----- Data supplied -----
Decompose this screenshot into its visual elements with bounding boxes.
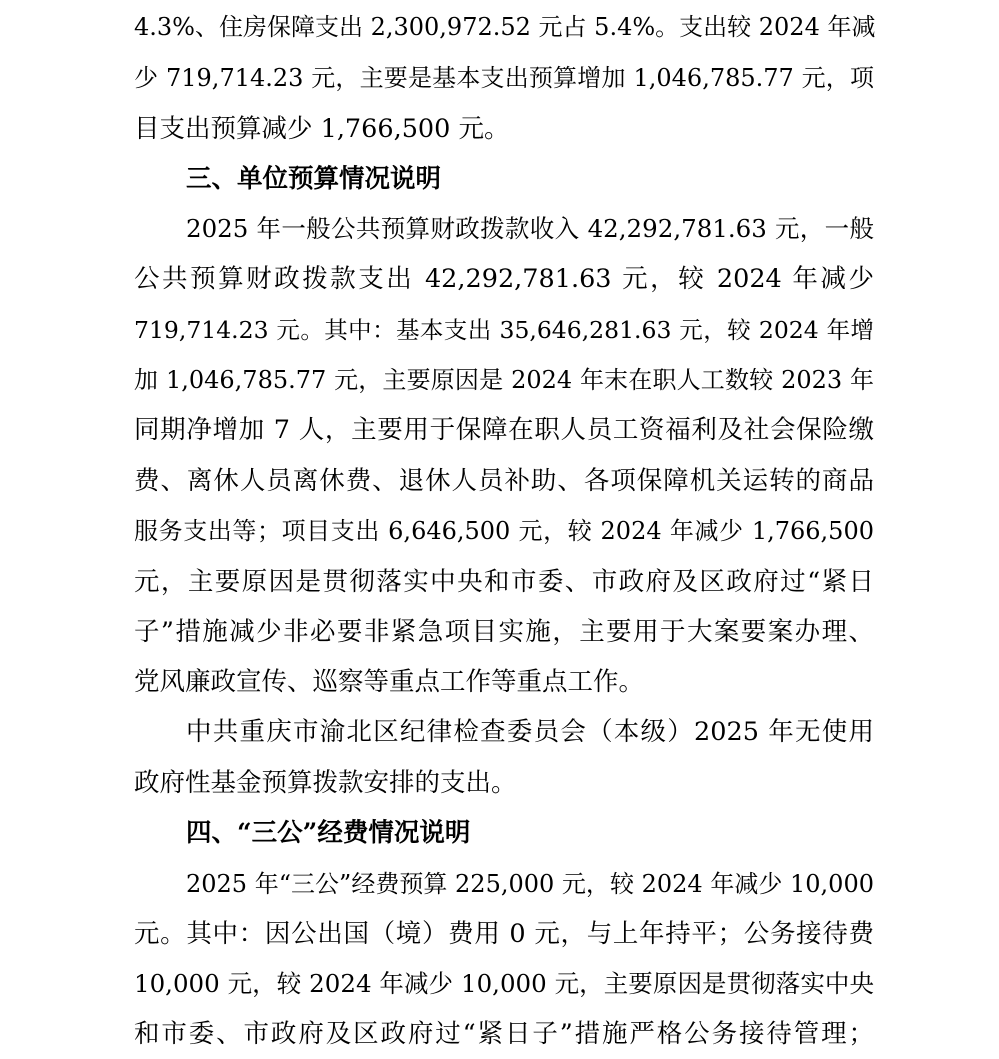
text-line: 少 719,714.23 元，主要是基本支出预算增加 1,046,785.77 元，项 (134, 64, 874, 92)
text-line: 党风廉政宣传、巡察等重点工作等重点工作。 (134, 667, 645, 697)
text-line: 目支出预算减少 1,766,500 元。 (134, 114, 510, 144)
section-heading: 四、“三公”经费情况说明 (186, 818, 471, 848)
text-line: 子”措施减少非必要非紧急项目实施，主要用于大案要案办理、 (134, 617, 874, 647)
text-line: 政府性基金预算拨款安排的支出。 (134, 768, 517, 798)
text-line: 10,000 元，较 2024 年减少 10,000 元，主要原因是贯彻落实中央 (134, 969, 874, 998)
text-line: 公共预算财政拨款支出 42,292,781.63 元，较 2024 年减少 (134, 264, 874, 294)
text-line: 元。其中：因公出国（境）费用 0 元，与上年持平；公务接待费 (134, 919, 874, 949)
text-line: 719,714.23 元。其中：基本支出 35,646,281.63 元，较 2024 年增 (134, 316, 874, 344)
text-line: 服务支出等；项目支出 6,646,500 元，较 2024 年减少 1,766,500 (134, 517, 874, 545)
text-line: 4.3%、住房保障支出 2,300,972.52 元占 5.4%。支出较 2024 年减 (134, 13, 876, 41)
text-line: 中共重庆市渝北区纪律检查委员会（本级）2025 年无使用 (186, 717, 874, 747)
text-line: 费、离休人员离休费、退休人员补助、各项保障机关运转的商品 (134, 466, 874, 496)
text-line: 加 1,046,785.77 元，主要原因是 2024 年末在职人工数较 2023 年 (134, 366, 874, 394)
text-line: 和市委、市政府及区政府过“紧日子”措施严格公务接待管理； (134, 1019, 874, 1049)
section-heading: 三、单位预算情况说明 (186, 164, 442, 194)
text-line: 2025 年“三公”经费预算 225,000 元，较 2024 年减少 10,000 (186, 870, 874, 898)
text-line: 同期净增加 7 人，主要用于保障在职人员工资福利及社会保险缴 (134, 415, 874, 445)
text-line: 元，主要原因是贯彻落实中央和市委、市政府及区政府过“紧日 (134, 567, 874, 597)
text-line: 2025 年一般公共预算财政拨款收入 42,292,781.63 元，一般 (186, 214, 874, 243)
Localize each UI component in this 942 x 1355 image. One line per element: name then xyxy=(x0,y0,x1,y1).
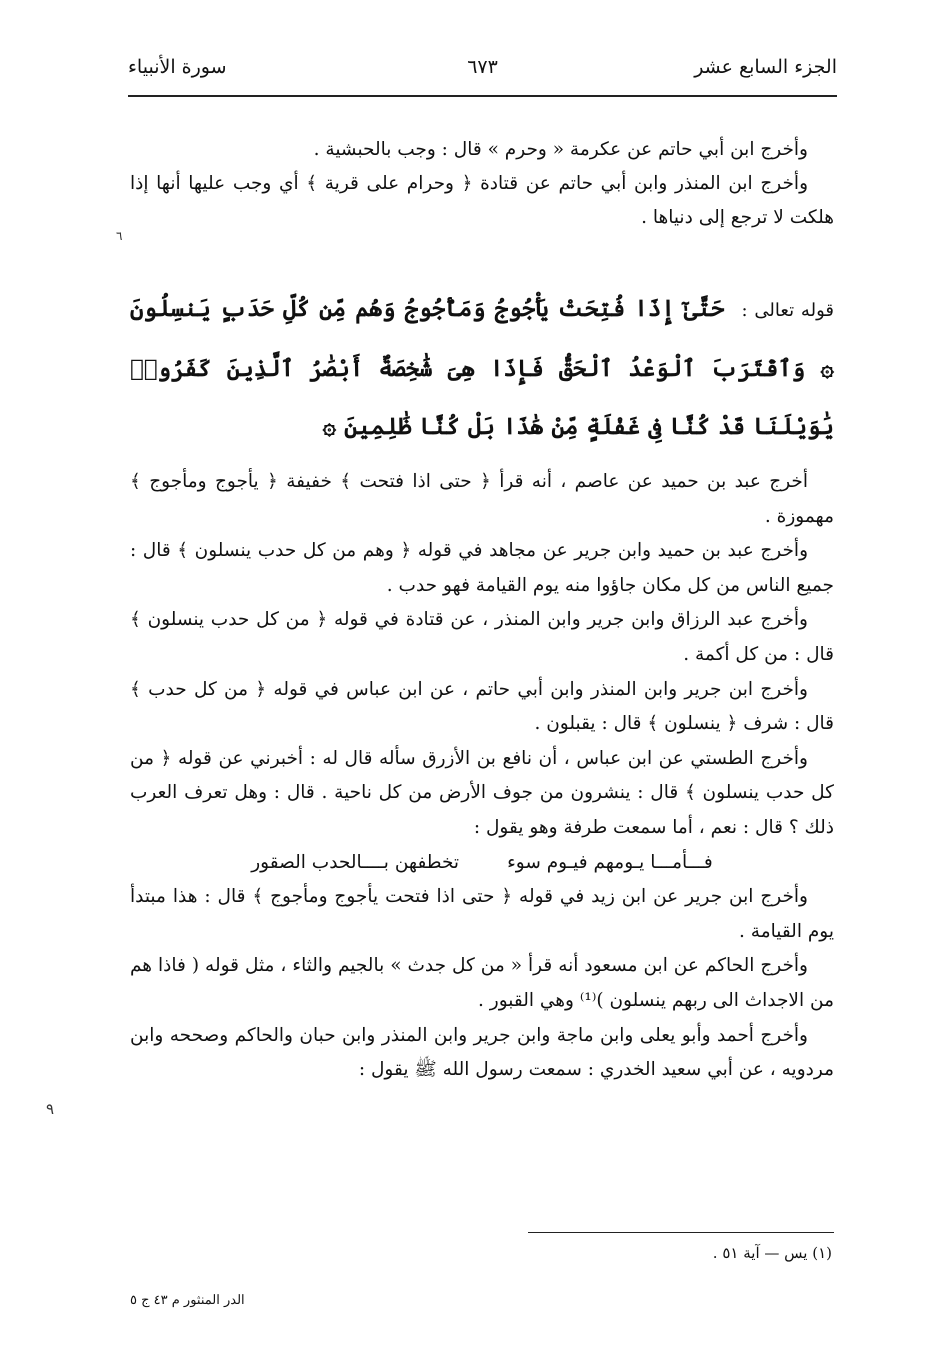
paragraph: وأخرج الطستي عن ابن عباس ، أن نافع بن الأزرق سأله قال له : أخبرني عن قوله ﴿ من كل حدب ينسلون ﴾ قال : ينشرون من جوف الأرض من كل ناحية . قال : وهل تعرف العرب ذلك ؟ قال : نعم ، أما سمعت طرفة وهو يقول : xyxy=(130,747,834,838)
header-divider xyxy=(128,95,837,97)
footnote: (١) يس — آية ٥١ . xyxy=(712,1244,832,1262)
paragraph: أخرج عبد بن حميد عن عاصم ، أنه قرأ ﴿ حتى اذا فتحت ﴾ خفيفة ﴿ يأجوج ومأجوج ﴾ مهموزة . xyxy=(130,471,834,527)
poem-second-hemistich: تخطفهن بــــالحدب الصقور xyxy=(251,851,460,873)
paragraph: وأخرج ابن المنذر وابن أبي حاتم عن قتادة ﴿ وحرام على قرية ﴾ أي وجب عليها أنها إذا هلكت لا ترجع إلى دنياها . xyxy=(130,173,834,228)
paragraph: وأخرج ابن أبي حاتم عن عكرمة « وحرم » قال : وجب بالحبشية . xyxy=(313,139,808,160)
verse-text: حَتَّىٰٓ إِذَا فُتِحَتْ يَأْجُوجُ وَمَأْجُوجُ وَهُم مِّن كُلِّ حَدَبٍ يَنسِلُونَ ۞ وَٱقْتَرَبَ ٱلْوَعْدُ ٱلْحَقُّ فَإِذَا هِىَ شَٰخِصَةٌ أَبْصَٰرُ ٱلَّذِينَ كَفَرُوا۟ يَٰوَيْلَنَا قَدْ كُنَّا فِى غَفْلَةٍ مِّنْ هَٰذَا بَلْ كُنَّا ظَٰلِمِينَ ۞ xyxy=(130,295,834,440)
intro-block xyxy=(130,133,834,235)
verse-lead: قوله تعالى : xyxy=(741,300,834,321)
page-header xyxy=(128,56,837,96)
poem-verse xyxy=(130,846,834,881)
paragraph: وأخرج ابن جرير وابن المنذر وابن أبي حاتم ، عن ابن عباس في قوله ﴿ من كل حدب ﴾ قال : شرف ﴿ ينسلون ﴾ قال : يقبلون . xyxy=(130,678,834,735)
paragraph: وأخرج ابن جرير عن ابن زيد في قوله ﴿ حتى اذا فتحت يأجوج ومأجوج ﴾ قال : هذا مبتدأ يوم القيامة . xyxy=(130,886,834,942)
quran-verse-block xyxy=(130,280,834,456)
paragraph: وأخرج عبد بن حميد وابن جرير عن مجاهد في قوله ﴿ وهم من كل حدب ينسلون ﴾ قال : جميع الناس من كل مكان جاؤوا منه يوم القيامة فهو حدب . xyxy=(130,540,834,596)
margin-mark: ٩ xyxy=(46,1100,55,1118)
footnote-divider xyxy=(528,1232,834,1233)
print-signature: الدر المنثور م ٤٣ ج ٥ xyxy=(130,1293,245,1308)
commentary-block xyxy=(130,465,834,1088)
paragraph: وأخرج عبد الرزاق وابن جرير وابن المنذر ، عن قتادة في قوله ﴿ من كل حدب ينسلون ﴾ قال : من كل أكمة . xyxy=(130,609,834,665)
paragraph: وأخرج أحمد وأبو يعلى وابن ماجة وابن جرير وابن المنذر وابن حبان والحاكم وصححه وابن مردويه ، عن أبي سعيد الخدري : سمعت رسول الله ﷺ يقول : xyxy=(130,1024,834,1081)
paragraph: وأخرج الحاكم عن ابن مسعود أنه قرأ « من كل جدث » بالجيم والثاء ، مثل قوله ( فاذا هم من الاجداث الى ربهم ينسلون )⁽¹⁾ وهي القبور . xyxy=(130,955,834,1011)
margin-mark: ٦ xyxy=(116,229,123,243)
poem-first-hemistich: فـــأمـــا يـومهم فيـوم سوء xyxy=(507,851,713,873)
header-page-number: ٦٧٣ xyxy=(467,56,498,78)
header-surah-title: سورة الأنبياء xyxy=(128,56,227,78)
quran-verse xyxy=(130,280,834,456)
header-part-title: الجزء السابع عشر xyxy=(694,56,837,78)
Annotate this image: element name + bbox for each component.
-----
Short problem: Reproduce word for word the lines between the one holding "paragraph: وأخرج الطستي" and the one holding "paragraph: وأخرج ابن أبي", inclusive.

Solution to this exercise:
paragraph: وأخرج الطستي عن ابن عباس ، أن نافع بن الأزرق سأله قال له : أخبرني عن قوله ﴿ من كل حدب ينسلون ﴾ قال : ينشرون من جوف الأرض من كل ناحية . قال : وهل تعرف العرب ذلك ؟ قال : نعم ، أما سمعت طرفة وهو يقول : xyxy=(130,747,834,838)
header-divider xyxy=(128,95,837,97)
footnote: (١) يس — آية ٥١ . xyxy=(712,1244,832,1262)
paragraph: أخرج عبد بن حميد عن عاصم ، أنه قرأ ﴿ حتى اذا فتحت ﴾ خفيفة ﴿ يأجوج ومأجوج ﴾ مهموزة . xyxy=(130,471,834,527)
poem-second-hemistich: تخطفهن بــــالحدب الصقور xyxy=(251,851,460,873)
paragraph: وأخرج ابن المنذر وابن أبي حاتم عن قتادة ﴿ وحرام على قرية ﴾ أي وجب عليها أنها إذا هلكت لا ترجع إلى دنياها . xyxy=(130,173,834,228)
paragraph: وأخرج ابن أبي حاتم عن عكرمة « وحرم » قال : وجب بالحبشية . xyxy=(313,139,808,160)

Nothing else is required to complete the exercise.